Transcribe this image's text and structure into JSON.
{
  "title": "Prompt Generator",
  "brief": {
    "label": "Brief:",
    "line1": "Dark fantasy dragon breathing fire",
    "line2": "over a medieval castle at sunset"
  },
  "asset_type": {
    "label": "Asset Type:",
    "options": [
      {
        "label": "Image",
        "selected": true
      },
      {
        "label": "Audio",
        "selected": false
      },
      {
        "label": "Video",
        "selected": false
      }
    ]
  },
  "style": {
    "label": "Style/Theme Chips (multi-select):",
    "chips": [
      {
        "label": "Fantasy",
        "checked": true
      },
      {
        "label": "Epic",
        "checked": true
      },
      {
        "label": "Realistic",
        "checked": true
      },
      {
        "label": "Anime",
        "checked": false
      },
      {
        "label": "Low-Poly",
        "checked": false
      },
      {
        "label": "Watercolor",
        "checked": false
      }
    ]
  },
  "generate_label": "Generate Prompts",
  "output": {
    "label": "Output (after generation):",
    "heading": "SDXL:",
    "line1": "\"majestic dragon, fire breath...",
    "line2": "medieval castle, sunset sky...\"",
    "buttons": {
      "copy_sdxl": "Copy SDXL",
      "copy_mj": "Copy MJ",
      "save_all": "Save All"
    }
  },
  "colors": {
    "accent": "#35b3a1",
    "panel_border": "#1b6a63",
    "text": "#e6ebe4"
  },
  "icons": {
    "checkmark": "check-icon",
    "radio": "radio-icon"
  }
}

◇ ◇ ◇ ◇ ◇

▸ What you have to do
Copy each line of the data exactly, leaving nothing out.

▸ Task result
Transcribe this image's text and structure into JSON.
{
  "title": "Prompt Generator",
  "brief": {
    "label": "Brief:",
    "line1": "Dark fantasy dragon breathing fire",
    "line2": "over a medieval castle at sunset"
  },
  "asset_type": {
    "label": "Asset Type:",
    "options": [
      {
        "label": "Image",
        "selected": true
      },
      {
        "label": "Audio",
        "selected": false
      },
      {
        "label": "Video",
        "selected": false
      }
    ]
  },
  "style": {
    "label": "Style/Theme Chips (multi-select):",
    "chips": [
      {
        "label": "Fantasy",
        "checked": true
      },
      {
        "label": "Epic",
        "checked": true
      },
      {
        "label": "Realistic",
        "checked": true
      },
      {
        "label": "Anime",
        "checked": false
      },
      {
        "label": "Low-Poly",
        "checked": false
      },
      {
        "label": "Watercolor",
        "checked": false
      }
    ]
  },
  "generate_label": "Generate Prompts",
  "output": {
    "label": "Output (after generation):",
    "heading": "SDXL:",
    "line1": "\"majestic dragon, fire breath...",
    "line2": "medieval castle, sunset sky...\"",
    "buttons": {
      "copy_sdxl": "Copy SDXL",
      "copy_mj": "Copy MJ",
      "save_all": "Save All"
    }
  },
  "colors": {
    "accent": "#35b3a1",
    "panel_border": "#1b6a63",
    "text": "#e6ebe4"
  },
  "icons": {
    "checkmark": "check-icon",
    "radio": "radio-icon"
  }
}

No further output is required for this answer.